▶ **SHORT PROBLEM 1**:
Change the Fischer-Dieskau interview: write out the part that opens with the words "AZ: Mr. Fischer-Dieskau, what" and closes with "of Byron's words?", putting "regime" in place of "dictatorship".

Translated by Celia Sgroi

Gärtnerplatz Theater: Dietrich Fischer-Dieskau as Recitor

His extraordinary career lasted almost a half century: In 1992
Dietrich Fischer-Dieskau retired from singing but continued his
activities as a teacher, conductor, recitor and author. (In the
Gartnerplatz Theater on Sunday he speaks melodramas by Arnold
Schoenberg and Viktor Ullmann. This belated celebration of the
singer's 80th birthday is not affected by the strike.)

AZ: Mr. Fischer-Dieskau, what interests you about these very unknown
works?

DFD: I think that "Ode an Napoleon" is one of Schoeberg's most
integrated works. It originated in 1942, during Schoenberg's World War
II exile in America. Schoenberg wrote particularly well when he was
angry. All his resentment against the Nazi dictatorship and Hitler in
particular is concentrated in this work. It is not a typical 12-tone
work, bit rather ends in the key of D-major. Toward the end of his
life the composer returned to tonality. Schoeberg's last words are
said to have been: "Harmony."

AZ: Why did Schoenberg specify a singer as the recitor of Byron's words?

[Spatial annotation records]
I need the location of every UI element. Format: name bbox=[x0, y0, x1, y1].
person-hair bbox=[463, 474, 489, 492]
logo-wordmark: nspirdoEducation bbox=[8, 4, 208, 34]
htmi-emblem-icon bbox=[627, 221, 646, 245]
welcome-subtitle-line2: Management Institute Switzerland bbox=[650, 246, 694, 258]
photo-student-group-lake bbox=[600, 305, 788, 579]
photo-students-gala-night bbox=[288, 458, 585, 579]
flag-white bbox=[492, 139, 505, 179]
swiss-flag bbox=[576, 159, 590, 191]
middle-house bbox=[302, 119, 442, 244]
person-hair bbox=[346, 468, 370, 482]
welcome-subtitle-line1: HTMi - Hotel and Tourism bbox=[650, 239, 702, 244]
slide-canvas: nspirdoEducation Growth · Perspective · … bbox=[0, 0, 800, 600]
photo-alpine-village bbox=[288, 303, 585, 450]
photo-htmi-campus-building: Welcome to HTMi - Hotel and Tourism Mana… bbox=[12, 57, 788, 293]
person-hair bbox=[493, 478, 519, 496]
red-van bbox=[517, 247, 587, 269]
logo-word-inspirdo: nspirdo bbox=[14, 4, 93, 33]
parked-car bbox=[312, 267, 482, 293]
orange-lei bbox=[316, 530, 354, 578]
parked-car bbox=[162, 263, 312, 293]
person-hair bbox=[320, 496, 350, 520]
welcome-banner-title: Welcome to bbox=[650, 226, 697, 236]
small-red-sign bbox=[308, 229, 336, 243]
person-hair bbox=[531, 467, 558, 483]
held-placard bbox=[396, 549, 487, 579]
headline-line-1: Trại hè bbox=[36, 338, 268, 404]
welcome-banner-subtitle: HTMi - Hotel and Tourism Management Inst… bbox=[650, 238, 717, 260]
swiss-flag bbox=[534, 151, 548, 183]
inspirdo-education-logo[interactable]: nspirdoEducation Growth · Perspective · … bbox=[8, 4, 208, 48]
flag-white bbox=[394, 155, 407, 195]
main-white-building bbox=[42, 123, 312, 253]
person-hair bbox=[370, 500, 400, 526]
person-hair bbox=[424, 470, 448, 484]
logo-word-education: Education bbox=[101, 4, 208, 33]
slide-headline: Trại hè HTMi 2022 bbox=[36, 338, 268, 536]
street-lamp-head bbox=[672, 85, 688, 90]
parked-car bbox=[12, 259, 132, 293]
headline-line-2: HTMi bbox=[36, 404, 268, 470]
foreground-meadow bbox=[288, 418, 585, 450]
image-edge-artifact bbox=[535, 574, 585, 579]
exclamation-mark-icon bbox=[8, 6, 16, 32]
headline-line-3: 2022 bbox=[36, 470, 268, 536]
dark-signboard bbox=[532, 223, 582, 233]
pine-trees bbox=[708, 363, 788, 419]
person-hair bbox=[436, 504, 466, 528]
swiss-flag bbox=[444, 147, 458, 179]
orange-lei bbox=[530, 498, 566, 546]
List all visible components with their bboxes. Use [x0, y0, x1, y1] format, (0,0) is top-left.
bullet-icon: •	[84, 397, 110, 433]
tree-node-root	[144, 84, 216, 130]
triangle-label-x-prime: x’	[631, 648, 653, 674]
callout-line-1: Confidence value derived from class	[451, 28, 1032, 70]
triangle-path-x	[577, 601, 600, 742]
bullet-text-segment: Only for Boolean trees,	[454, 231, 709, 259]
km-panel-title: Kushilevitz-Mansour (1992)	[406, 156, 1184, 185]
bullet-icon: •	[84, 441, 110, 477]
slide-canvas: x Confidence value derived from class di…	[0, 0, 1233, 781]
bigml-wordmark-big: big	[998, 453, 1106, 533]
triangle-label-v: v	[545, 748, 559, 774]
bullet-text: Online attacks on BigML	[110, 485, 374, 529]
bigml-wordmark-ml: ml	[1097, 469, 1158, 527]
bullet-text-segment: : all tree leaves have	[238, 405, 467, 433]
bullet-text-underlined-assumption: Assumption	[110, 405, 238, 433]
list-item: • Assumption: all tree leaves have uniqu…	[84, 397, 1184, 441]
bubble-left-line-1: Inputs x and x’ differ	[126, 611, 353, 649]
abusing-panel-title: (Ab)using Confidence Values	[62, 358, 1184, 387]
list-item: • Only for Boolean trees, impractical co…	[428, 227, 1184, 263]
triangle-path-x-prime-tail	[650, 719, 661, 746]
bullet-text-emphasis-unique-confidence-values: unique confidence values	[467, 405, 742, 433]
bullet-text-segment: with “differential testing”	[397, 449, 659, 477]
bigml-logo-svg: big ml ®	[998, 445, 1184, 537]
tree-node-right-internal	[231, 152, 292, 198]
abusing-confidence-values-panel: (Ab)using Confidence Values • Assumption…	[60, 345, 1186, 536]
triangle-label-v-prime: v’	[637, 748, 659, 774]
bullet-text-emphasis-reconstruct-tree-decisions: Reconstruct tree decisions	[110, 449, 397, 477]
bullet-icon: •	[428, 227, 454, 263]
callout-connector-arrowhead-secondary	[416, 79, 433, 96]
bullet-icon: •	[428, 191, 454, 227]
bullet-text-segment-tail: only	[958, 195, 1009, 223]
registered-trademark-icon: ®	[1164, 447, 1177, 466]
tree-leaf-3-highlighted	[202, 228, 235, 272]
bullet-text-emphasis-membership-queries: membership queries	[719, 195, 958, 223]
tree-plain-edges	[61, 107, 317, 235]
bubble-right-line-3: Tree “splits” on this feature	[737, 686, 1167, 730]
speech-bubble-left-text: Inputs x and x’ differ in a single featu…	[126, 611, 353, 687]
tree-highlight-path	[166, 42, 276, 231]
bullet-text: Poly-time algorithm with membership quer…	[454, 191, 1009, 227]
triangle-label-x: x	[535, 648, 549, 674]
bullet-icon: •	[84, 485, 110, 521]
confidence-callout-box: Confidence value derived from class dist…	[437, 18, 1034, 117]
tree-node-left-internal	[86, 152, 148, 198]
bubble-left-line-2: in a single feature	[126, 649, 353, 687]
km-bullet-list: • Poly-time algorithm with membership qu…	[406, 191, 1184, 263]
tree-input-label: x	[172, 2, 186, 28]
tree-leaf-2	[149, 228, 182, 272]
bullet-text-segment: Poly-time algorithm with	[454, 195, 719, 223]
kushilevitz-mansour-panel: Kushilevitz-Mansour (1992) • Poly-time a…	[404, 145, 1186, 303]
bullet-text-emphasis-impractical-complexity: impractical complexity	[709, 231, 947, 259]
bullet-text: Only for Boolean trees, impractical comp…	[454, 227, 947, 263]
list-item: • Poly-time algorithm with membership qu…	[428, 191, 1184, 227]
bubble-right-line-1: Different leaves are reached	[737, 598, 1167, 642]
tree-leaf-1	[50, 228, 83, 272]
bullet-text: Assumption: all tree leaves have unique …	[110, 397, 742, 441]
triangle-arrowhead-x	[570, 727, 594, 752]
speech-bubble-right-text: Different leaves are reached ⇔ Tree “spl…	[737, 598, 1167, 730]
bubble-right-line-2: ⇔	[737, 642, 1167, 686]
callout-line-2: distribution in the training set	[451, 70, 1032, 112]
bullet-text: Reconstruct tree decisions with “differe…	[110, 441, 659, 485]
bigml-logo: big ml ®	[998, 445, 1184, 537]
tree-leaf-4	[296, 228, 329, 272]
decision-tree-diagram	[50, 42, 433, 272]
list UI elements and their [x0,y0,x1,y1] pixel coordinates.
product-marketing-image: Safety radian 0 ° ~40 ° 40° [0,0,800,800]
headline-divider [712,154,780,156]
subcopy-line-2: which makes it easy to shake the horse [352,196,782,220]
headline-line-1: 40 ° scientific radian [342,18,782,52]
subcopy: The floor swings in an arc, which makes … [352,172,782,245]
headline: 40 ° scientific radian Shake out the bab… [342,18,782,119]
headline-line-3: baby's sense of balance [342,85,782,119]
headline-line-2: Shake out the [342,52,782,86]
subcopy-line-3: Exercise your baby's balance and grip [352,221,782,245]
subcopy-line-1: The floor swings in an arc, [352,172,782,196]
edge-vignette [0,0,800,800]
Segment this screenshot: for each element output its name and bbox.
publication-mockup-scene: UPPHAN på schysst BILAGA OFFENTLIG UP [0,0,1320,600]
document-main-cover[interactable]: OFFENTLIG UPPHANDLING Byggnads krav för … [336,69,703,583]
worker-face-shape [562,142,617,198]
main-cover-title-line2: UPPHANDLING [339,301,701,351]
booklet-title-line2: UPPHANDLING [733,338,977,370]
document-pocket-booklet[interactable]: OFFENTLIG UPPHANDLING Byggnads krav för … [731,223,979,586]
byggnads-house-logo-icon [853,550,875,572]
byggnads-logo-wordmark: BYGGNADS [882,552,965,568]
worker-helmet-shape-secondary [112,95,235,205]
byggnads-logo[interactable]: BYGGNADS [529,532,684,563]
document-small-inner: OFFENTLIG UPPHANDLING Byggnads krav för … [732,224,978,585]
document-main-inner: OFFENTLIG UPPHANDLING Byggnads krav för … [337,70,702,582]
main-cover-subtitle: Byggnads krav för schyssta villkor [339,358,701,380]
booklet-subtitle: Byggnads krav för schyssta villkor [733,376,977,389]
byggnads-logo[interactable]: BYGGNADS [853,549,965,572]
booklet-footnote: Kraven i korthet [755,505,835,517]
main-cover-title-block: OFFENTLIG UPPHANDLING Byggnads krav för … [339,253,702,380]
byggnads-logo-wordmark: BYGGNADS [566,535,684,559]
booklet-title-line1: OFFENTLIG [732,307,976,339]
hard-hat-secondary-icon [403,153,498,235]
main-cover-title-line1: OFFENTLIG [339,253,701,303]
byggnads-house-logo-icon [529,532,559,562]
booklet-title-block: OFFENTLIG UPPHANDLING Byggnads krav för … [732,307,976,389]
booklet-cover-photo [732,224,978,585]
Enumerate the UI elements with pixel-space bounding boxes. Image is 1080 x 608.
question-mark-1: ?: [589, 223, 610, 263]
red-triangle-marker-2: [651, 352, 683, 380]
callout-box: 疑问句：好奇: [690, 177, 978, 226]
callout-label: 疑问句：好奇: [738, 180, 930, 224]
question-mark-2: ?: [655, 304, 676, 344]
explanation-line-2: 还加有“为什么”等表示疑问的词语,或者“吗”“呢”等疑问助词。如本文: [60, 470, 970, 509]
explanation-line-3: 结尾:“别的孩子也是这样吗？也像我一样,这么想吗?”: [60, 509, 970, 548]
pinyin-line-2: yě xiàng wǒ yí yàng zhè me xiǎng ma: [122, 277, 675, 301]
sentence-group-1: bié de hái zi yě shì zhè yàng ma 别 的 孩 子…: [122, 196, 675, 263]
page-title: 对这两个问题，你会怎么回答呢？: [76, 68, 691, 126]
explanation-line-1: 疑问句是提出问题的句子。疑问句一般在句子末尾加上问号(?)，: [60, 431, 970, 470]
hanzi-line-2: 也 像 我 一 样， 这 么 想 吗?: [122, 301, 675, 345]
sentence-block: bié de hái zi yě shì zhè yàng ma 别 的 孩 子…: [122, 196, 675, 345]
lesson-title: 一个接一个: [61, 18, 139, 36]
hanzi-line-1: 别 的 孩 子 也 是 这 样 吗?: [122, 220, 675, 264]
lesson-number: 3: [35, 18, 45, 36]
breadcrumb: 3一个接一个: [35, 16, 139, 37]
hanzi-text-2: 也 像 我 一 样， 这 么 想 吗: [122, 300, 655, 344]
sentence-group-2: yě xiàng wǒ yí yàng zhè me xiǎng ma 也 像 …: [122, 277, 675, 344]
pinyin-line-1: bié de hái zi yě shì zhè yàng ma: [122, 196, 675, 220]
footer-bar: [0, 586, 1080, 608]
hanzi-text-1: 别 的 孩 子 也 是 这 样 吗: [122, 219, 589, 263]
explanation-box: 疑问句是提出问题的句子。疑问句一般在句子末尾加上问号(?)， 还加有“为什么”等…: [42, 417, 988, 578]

▶ **SHORT PROBLEM 2**:
Output the entries word for word, from their first line through the line containing "main-white-building bbox=[42, 123, 312, 253]".

▶ **FULL OUTPUT 1**:
AZ: Mr. Fischer-Dieskau, what interests you about these very unknown
works?

DFD: I think that "Ode an Napoleon" is one of Schoeberg's most
integrated works. It originated in 1942, during Schoenberg's World War
II exile in America. Schoenberg wrote particularly well when he was
angry. All his resentment against the Nazi regime and Hitler in
particular is concentrated in this work. It is not a typical 12-tone
work, bit rather ends in the key of D-major. Toward the end of his
life the composer returned to tonality. Schoeberg's last words are
said to have been: "Harmony."

AZ: Why did Schoenberg specify a singer as the recitor of Byron's words?

▶ **FULL OUTPUT 2**:
I need the location of every UI element. Format: name bbox=[x0, y0, x1, y1].
person-hair bbox=[463, 474, 489, 492]
logo-wordmark: nspirdoEducation bbox=[8, 4, 208, 34]
htmi-emblem-icon bbox=[627, 221, 646, 245]
welcome-subtitle-line2: Management Institute Switzerland bbox=[650, 246, 694, 258]
photo-student-group-lake bbox=[600, 305, 788, 579]
photo-students-gala-night bbox=[288, 458, 585, 579]
flag-white bbox=[492, 139, 505, 179]
swiss-flag bbox=[576, 159, 590, 191]
middle-house bbox=[302, 119, 442, 244]
person-hair bbox=[346, 468, 370, 482]
welcome-subtitle-line1: HTMi - Hotel and Tourism bbox=[650, 239, 702, 244]
slide-canvas: nspirdoEducation Growth · Perspective · … bbox=[0, 0, 800, 600]
photo-alpine-village bbox=[288, 303, 585, 450]
photo-htmi-campus-building: Welcome to HTMi - Hotel and Tourism Mana… bbox=[12, 57, 788, 293]
person-hair bbox=[493, 478, 519, 496]
red-van bbox=[517, 247, 587, 269]
logo-word-inspirdo: nspirdo bbox=[14, 4, 93, 33]
parked-car bbox=[312, 267, 482, 293]
orange-lei bbox=[316, 530, 354, 578]
parked-car bbox=[162, 263, 312, 293]
person-hair bbox=[320, 496, 350, 520]
welcome-banner-title: Welcome to bbox=[650, 226, 697, 236]
small-red-sign bbox=[308, 229, 336, 243]
person-hair bbox=[531, 467, 558, 483]
held-placard bbox=[396, 549, 487, 579]
headline-line-1: Trại hè bbox=[36, 338, 268, 404]
welcome-banner-subtitle: HTMi - Hotel and Tourism Management Inst… bbox=[650, 238, 717, 260]
swiss-flag bbox=[534, 151, 548, 183]
inspirdo-education-logo[interactable]: nspirdoEducation Growth · Perspective · … bbox=[8, 4, 208, 48]
flag-white bbox=[394, 155, 407, 195]
main-white-building bbox=[42, 123, 312, 253]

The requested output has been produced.